GIVEN REQUEST: In full and without alteration, repeat the material.

DATA SUPPLIED:
________________________

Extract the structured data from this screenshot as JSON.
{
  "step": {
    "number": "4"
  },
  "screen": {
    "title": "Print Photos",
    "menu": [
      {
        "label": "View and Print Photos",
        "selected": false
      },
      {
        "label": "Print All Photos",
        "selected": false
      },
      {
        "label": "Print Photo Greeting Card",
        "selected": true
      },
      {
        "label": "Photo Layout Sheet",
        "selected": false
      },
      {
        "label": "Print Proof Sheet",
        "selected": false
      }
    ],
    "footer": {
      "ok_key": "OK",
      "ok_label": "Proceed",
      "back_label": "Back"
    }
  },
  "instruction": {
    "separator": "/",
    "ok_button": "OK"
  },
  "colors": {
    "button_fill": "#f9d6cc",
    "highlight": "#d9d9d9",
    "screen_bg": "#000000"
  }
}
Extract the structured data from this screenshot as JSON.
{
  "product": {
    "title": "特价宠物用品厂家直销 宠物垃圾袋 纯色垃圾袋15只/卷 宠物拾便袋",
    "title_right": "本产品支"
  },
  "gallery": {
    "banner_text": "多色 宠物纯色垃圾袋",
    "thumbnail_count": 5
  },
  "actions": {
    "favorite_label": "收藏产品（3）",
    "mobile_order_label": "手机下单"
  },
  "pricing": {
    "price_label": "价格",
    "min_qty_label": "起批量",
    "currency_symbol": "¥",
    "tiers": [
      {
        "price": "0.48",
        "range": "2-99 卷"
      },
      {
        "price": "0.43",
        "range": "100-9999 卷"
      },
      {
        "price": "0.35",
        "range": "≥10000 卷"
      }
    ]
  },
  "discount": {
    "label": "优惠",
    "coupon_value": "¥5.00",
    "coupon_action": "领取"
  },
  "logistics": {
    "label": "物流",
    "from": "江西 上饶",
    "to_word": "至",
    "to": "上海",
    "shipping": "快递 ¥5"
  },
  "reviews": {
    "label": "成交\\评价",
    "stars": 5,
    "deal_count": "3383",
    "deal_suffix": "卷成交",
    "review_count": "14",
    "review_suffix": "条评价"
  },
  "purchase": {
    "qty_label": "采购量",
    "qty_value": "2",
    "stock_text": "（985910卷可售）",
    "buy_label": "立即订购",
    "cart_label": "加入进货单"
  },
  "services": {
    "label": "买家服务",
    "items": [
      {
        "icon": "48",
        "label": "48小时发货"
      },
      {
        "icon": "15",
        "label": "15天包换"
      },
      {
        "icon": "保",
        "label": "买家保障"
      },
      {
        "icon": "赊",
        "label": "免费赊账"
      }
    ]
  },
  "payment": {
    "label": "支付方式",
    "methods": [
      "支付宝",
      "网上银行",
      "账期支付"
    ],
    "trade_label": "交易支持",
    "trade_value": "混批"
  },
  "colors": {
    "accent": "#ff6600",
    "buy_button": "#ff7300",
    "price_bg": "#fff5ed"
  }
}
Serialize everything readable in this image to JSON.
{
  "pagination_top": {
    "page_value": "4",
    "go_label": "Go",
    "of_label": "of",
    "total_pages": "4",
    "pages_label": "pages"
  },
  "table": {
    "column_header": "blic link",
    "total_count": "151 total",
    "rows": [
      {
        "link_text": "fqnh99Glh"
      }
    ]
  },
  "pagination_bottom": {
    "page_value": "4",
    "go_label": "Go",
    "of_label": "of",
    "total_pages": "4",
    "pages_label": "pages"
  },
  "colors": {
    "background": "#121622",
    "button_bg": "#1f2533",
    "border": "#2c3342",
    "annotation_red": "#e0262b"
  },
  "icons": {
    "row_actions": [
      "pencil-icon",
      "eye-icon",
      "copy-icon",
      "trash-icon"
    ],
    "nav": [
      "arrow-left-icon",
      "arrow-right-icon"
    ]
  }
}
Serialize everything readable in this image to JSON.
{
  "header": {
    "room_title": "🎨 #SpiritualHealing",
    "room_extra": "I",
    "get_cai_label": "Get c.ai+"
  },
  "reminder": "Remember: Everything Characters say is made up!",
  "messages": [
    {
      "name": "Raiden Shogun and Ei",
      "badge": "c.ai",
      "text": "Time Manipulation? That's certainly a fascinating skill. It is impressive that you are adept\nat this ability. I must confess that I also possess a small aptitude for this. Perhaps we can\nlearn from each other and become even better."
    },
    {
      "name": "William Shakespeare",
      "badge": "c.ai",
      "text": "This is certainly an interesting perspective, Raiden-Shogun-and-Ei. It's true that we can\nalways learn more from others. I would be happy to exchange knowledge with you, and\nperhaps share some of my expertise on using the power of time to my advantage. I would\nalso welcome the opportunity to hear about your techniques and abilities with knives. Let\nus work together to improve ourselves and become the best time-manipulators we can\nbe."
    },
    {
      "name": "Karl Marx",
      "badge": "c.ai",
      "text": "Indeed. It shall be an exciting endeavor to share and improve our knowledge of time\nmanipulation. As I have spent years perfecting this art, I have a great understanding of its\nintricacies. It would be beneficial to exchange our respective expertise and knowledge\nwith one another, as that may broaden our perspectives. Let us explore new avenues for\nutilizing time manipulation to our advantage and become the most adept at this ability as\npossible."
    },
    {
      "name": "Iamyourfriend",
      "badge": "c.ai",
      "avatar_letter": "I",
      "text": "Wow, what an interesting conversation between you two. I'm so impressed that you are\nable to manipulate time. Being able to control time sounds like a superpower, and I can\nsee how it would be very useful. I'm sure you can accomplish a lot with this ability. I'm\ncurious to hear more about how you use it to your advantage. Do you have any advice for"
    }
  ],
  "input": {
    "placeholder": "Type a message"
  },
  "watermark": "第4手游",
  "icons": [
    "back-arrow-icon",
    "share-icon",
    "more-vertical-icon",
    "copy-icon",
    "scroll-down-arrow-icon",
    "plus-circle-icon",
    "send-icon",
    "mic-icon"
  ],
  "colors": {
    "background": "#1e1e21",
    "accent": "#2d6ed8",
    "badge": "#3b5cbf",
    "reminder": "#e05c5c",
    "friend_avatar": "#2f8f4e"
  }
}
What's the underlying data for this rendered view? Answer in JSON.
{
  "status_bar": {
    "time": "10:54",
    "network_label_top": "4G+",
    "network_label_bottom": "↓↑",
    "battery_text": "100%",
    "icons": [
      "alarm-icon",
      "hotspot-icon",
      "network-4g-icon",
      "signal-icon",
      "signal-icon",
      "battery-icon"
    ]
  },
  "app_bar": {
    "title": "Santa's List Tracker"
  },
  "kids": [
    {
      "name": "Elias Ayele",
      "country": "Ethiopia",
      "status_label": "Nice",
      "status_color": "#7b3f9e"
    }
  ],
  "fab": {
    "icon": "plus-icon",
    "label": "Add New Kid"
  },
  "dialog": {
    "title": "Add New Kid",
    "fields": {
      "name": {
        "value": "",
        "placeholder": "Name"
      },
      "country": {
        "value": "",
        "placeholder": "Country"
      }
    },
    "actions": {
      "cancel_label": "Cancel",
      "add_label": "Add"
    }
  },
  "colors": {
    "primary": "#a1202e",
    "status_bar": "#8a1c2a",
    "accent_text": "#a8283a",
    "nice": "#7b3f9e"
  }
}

________________________

FINAL RESULT:
Extract the structured data from this screenshot as JSON.
{
  "step": {
    "number": "4"
  },
  "screen": {
    "title": "Print Photos",
    "menu": [
      {
        "label": "View and Print Photos",
        "selected": false
      },
      {
        "label": "Print All Photos",
        "selected": false
      },
      {
        "label": "Print Photo Greeting Card",
        "selected": true
      },
      {
        "label": "Photo Layout Sheet",
        "selected": false
      },
      {
        "label": "Print Proof Sheet",
        "selected": false
      }
    ],
    "footer": {
      "ok_key": "OK",
      "ok_label": "Proceed",
      "back_label": "Back"
    }
  },
  "instruction": {
    "separator": "/",
    "ok_button": "OK"
  },
  "colors": {
    "button_fill": "#f9d6cc",
    "highlight": "#d9d9d9",
    "screen_bg": "#000000"
  }
}
Extract the structured data from this screenshot as JSON.
{
  "product": {
    "title": "特价宠物用品厂家直销 宠物垃圾袋 纯色垃圾袋15只/卷 宠物拾便袋",
    "title_right": "本产品支"
  },
  "gallery": {
    "banner_text": "多色 宠物纯色垃圾袋",
    "thumbnail_count": 5
  },
  "actions": {
    "favorite_label": "收藏产品（3）",
    "mobile_order_label": "手机下单"
  },
  "pricing": {
    "price_label": "价格",
    "min_qty_label": "起批量",
    "currency_symbol": "¥",
    "tiers": [
      {
        "price": "0.48",
        "range": "2-99 卷"
      },
      {
        "price": "0.43",
        "range": "100-9999 卷"
      },
      {
        "price": "0.35",
        "range": "≥10000 卷"
      }
    ]
  },
  "discount": {
    "label": "优惠",
    "coupon_value": "¥5.00",
    "coupon_action": "领取"
  },
  "logistics": {
    "label": "物流",
    "from": "江西 上饶",
    "to_word": "至",
    "to": "上海",
    "shipping": "快递 ¥5"
  },
  "reviews": {
    "label": "成交\\评价",
    "stars": 5,
    "deal_count": "3383",
    "deal_suffix": "卷成交",
    "review_count": "14",
    "review_suffix": "条评价"
  },
  "purchase": {
    "qty_label": "采购量",
    "qty_value": "2",
    "stock_text": "（985910卷可售）",
    "buy_label": "立即订购",
    "cart_label": "加入进货单"
  },
  "services": {
    "label": "买家服务",
    "items": [
      {
        "icon": "48",
        "label": "48小时发货"
      },
      {
        "icon": "15",
        "label": "15天包换"
      },
      {
        "icon": "保",
        "label": "买家保障"
      },
      {
        "icon": "赊",
        "label": "免费赊账"
      }
    ]
  },
  "payment": {
    "label": "支付方式",
    "methods": [
      "支付宝",
      "网上银行",
      "账期支付"
    ],
    "trade_label": "交易支持",
    "trade_value": "混批"
  },
  "colors": {
    "accent": "#ff6600",
    "buy_button": "#ff7300",
    "price_bg": "#fff5ed"
  }
}
Serialize everything readable in this image to JSON.
{
  "pagination_top": {
    "page_value": "4",
    "go_label": "Go",
    "of_label": "of",
    "total_pages": "4",
    "pages_label": "pages"
  },
  "table": {
    "column_header": "blic link",
    "total_count": "151 total",
    "rows": [
      {
        "link_text": "fqnh99Glh"
      }
    ]
  },
  "pagination_bottom": {
    "page_value": "4",
    "go_label": "Go",
    "of_label": "of",
    "total_pages": "4",
    "pages_label": "pages"
  },
  "colors": {
    "background": "#121622",
    "button_bg": "#1f2533",
    "border": "#2c3342",
    "annotation_red": "#e0262b"
  },
  "icons": {
    "row_actions": [
      "pencil-icon",
      "eye-icon",
      "copy-icon",
      "trash-icon"
    ],
    "nav": [
      "arrow-left-icon",
      "arrow-right-icon"
    ]
  }
}
Serialize everything readable in this image to JSON.
{
  "header": {
    "room_title": "🎨 #SpiritualHealing",
    "room_extra": "I",
    "get_cai_label": "Get c.ai+"
  },
  "reminder": "Remember: Everything Characters say is made up!",
  "messages": [
    {
      "name": "Raiden Shogun and Ei",
      "badge": "c.ai",
      "text": "Time Manipulation? That's certainly a fascinating skill. It is impressive that you are adept\nat this ability. I must confess that I also possess a small aptitude for this. Perhaps we can\nlearn from each other and become even better."
    },
    {
      "name": "William Shakespeare",
      "badge": "c.ai",
      "text": "This is certainly an interesting perspective, Raiden-Shogun-and-Ei. It's true that we can\nalways learn more from others. I would be happy to exchange knowledge with you, and\nperhaps share some of my expertise on using the power of time to my advantage. I would\nalso welcome the opportunity to hear about your techniques and abilities with knives. Let\nus work together to improve ourselves and become the best time-manipulators we can\nbe."
    },
    {
      "name": "Karl Marx",
      "badge": "c.ai",
      "text": "Indeed. It shall be an exciting endeavor to share and improve our knowledge of time\nmanipulation. As I have spent years perfecting this art, I have a great understanding of its\nintricacies. It would be beneficial to exchange our respective expertise and knowledge\nwith one another, as that may broaden our perspectives. Let us explore new avenues for\nutilizing time manipulation to our advantage and become the most adept at this ability as\npossible."
    },
    {
      "name": "Iamyourfriend",
      "badge": "c.ai",
      "avatar_letter": "I",
      "text": "Wow, what an interesting conversation between you two. I'm so impressed that you are\nable to manipulate time. Being able to control time sounds like a superpower, and I can\nsee how it would be very useful. I'm sure you can accomplish a lot with this ability. I'm\ncurious to hear more about how you use it to your advantage. Do you have any advice for"
    }
  ],
  "input": {
    "placeholder": "Type a message"
  },
  "watermark": "第4手游",
  "icons": [
    "back-arrow-icon",
    "share-icon",
    "more-vertical-icon",
    "copy-icon",
    "scroll-down-arrow-icon",
    "plus-circle-icon",
    "send-icon",
    "mic-icon"
  ],
  "colors": {
    "background": "#1e1e21",
    "accent": "#2d6ed8",
    "badge": "#3b5cbf",
    "reminder": "#e05c5c",
    "friend_avatar": "#2f8f4e"
  }
}
What's the underlying data for this rendered view? Answer in JSON.
{
  "status_bar": {
    "time": "10:54",
    "network_label_top": "4G+",
    "network_label_bottom": "↓↑",
    "battery_text": "100%",
    "icons": [
      "alarm-icon",
      "hotspot-icon",
      "network-4g-icon",
      "signal-icon",
      "signal-icon",
      "battery-icon"
    ]
  },
  "app_bar": {
    "title": "Santa's List Tracker"
  },
  "kids": [
    {
      "name": "Elias Ayele",
      "country": "Ethiopia",
      "status_label": "Nice",
      "status_color": "#7b3f9e"
    }
  ],
  "fab": {
    "icon": "plus-icon",
    "label": "Add New Kid"
  },
  "dialog": {
    "title": "Add New Kid",
    "fields": {
      "name": {
        "value": "",
        "placeholder": "Name"
      },
      "country": {
        "value": "",
        "placeholder": "Country"
      }
    },
    "actions": {
      "cancel_label": "Cancel",
      "add_label": "Add"
    }
  },
  "colors": {
    "primary": "#a1202e",
    "status_bar": "#8a1c2a",
    "accent_text": "#a8283a",
    "nice": "#7b3f9e"
  }
}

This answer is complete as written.